▶ **Task description**:
Reproduce the listing below word for word, with no pictures.

▶ **Data listing**:
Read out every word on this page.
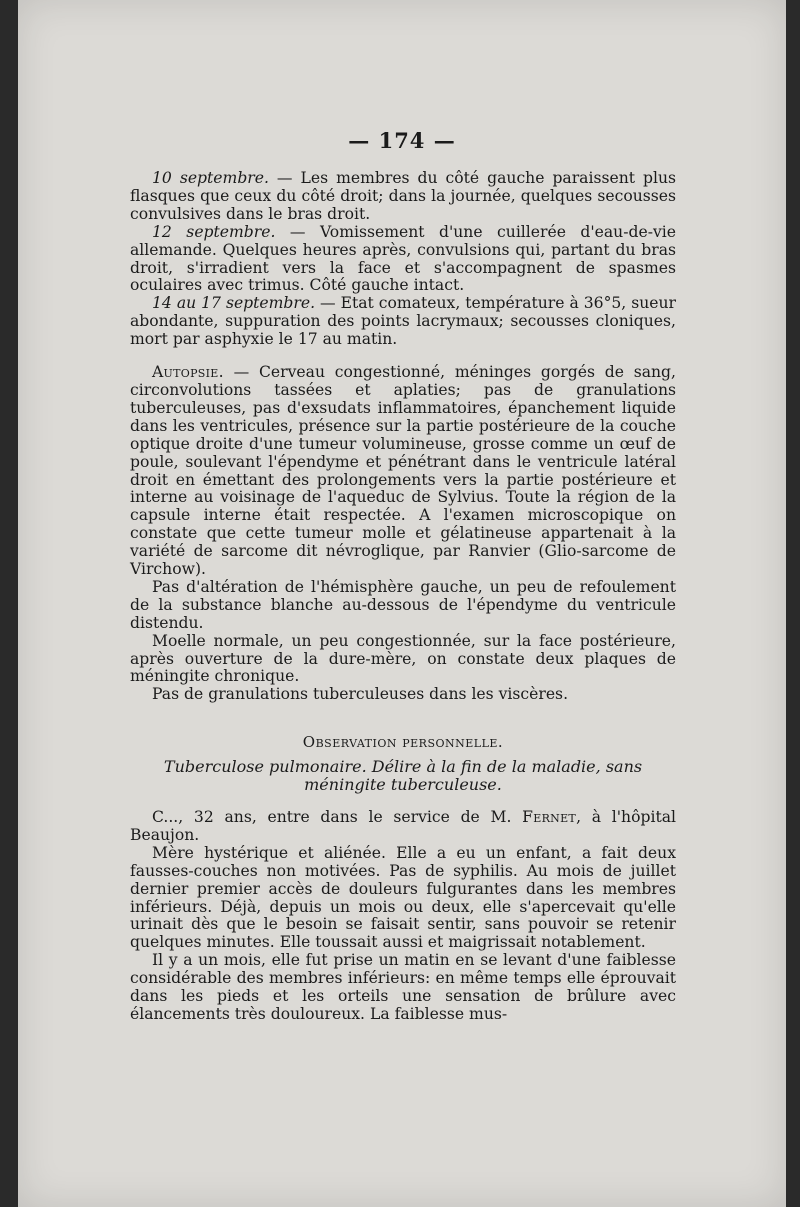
— 174 —

10 septembre. — Les membres du côté gauche paraissent plus flasques que ceux du côté droit; dans la journée, quelques secousses convulsives dans le bras droit.

12 septembre. — Vomissement d'une cuillerée d'eau-de-vie allemande. Quelques heures après, convulsions qui, partant du bras droit, s'irradient vers la face et s'accompagnent de spasmes oculaires avec trimus. Côté gauche intact.

14 au 17 septembre. — Etat comateux, température à 36°5, sueur abondante, suppuration des points lacrymaux; secousses cloniques, mort par asphyxie le 17 au matin.

Autopsie. — Cerveau congestionné, méninges gorgés de sang, circonvolutions tassées et aplaties; pas de granulations tuberculeuses, pas d'exsudats inflammatoires, épanchement liquide dans les ventricules, présence sur la partie postérieure de la couche optique droite d'une tumeur volumineuse, grosse comme un œuf de poule, soulevant l'épendyme et pénétrant dans le ventricule latéral droit en émettant des prolongements vers la partie postérieure et interne au voisinage de l'aqueduc de Sylvius. Toute la région de la capsule interne était respectée. A l'examen microscopique on constate que cette tumeur molle et gélatineuse appartenait à la variété de sarcome dit névroglique, par Ranvier (Glio-sarcome de Virchow).

Pas d'altération de l'hémisphère gauche, un peu de refoulement de la substance blanche au-dessous de l'épendyme du ventricule distendu.

Moelle normale, un peu congestionnée, sur la face postérieure, après ouverture de la dure-mère, on constate deux plaques de méningite chronique.

Pas de granulations tuberculeuses dans les viscères.

Observation personnelle.

Tuberculose pulmonaire. Délire à la fin de la maladie, sans méningite tuberculeuse.

C..., 32 ans, entre dans le service de M. Fernet, à l'hôpital Beaujon.

Mère hystérique et aliénée. Elle a eu un enfant, a fait deux fausses-couches non motivées. Pas de syphilis. Au mois de juillet dernier premier accès de douleurs fulgurantes dans les membres inférieurs. Déjà, depuis un mois ou deux, elle s'apercevait qu'elle urinait dès que le besoin se faisait sentir, sans pouvoir se retenir quelques minutes. Elle toussait aussi et maigrissait notablement.

Il y a un mois, elle fut prise un matin en se levant d'une faiblesse considérable des membres inférieurs: en même temps elle éprouvait dans les pieds et les orteils une sensation de brûlure avec élancements très douloureux. La faiblesse mus-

▶ **Output**:
Read out every word on this page.
— 174 —

10 septembre. — Les membres du côté gauche paraissent plus flasques que ceux du côté droit; dans la journée, quelques secousses convulsives dans le bras droit.

12 septembre. — Vomissement d'une cuillerée d'eau-de-vie allemande. Quelques heures après, convulsions qui, partant du bras droit, s'irradient vers la face et s'accompagnent de spasmes oculaires avec trimus. Côté gauche intact.

14 au 17 septembre. — Etat comateux, température à 36°5, sueur abondante, suppuration des points lacrymaux; secousses cloniques, mort par asphyxie le 17 au matin.

Autopsie. — Cerveau congestionné, méninges gorgés de sang, circonvolutions tassées et aplaties; pas de granulations tuberculeuses, pas d'exsudats inflammatoires, épanchement liquide dans les ventricules, présence sur la partie postérieure de la couche optique droite d'une tumeur volumineuse, grosse comme un œuf de poule, soulevant l'épendyme et pénétrant dans le ventricule latéral droit en émettant des prolongements vers la partie postérieure et interne au voisinage de l'aqueduc de Sylvius. Toute la région de la capsule interne était respectée. A l'examen microscopique on constate que cette tumeur molle et gélatineuse appartenait à la variété de sarcome dit névroglique, par Ranvier (Glio-sarcome de Virchow).

Pas d'altération de l'hémisphère gauche, un peu de refoulement de la substance blanche au-dessous de l'épendyme du ventricule distendu.

Moelle normale, un peu congestionnée, sur la face postérieure, après ouverture de la dure-mère, on constate deux plaques de méningite chronique.

Pas de granulations tuberculeuses dans les viscères.

Observation personnelle.

Tuberculose pulmonaire. Délire à la fin de la maladie, sans méningite tuberculeuse.

C..., 32 ans, entre dans le service de M. Fernet, à l'hôpital Beaujon.

Mère hystérique et aliénée. Elle a eu un enfant, a fait deux fausses-couches non motivées. Pas de syphilis. Au mois de juillet dernier premier accès de douleurs fulgurantes dans les membres inférieurs. Déjà, depuis un mois ou deux, elle s'apercevait qu'elle urinait dès que le besoin se faisait sentir, sans pouvoir se retenir quelques minutes. Elle toussait aussi et maigrissait notablement.

Il y a un mois, elle fut prise un matin en se levant d'une faiblesse considérable des membres inférieurs: en même temps elle éprouvait dans les pieds et les orteils une sensation de brûlure avec élancements très douloureux. La faiblesse mus-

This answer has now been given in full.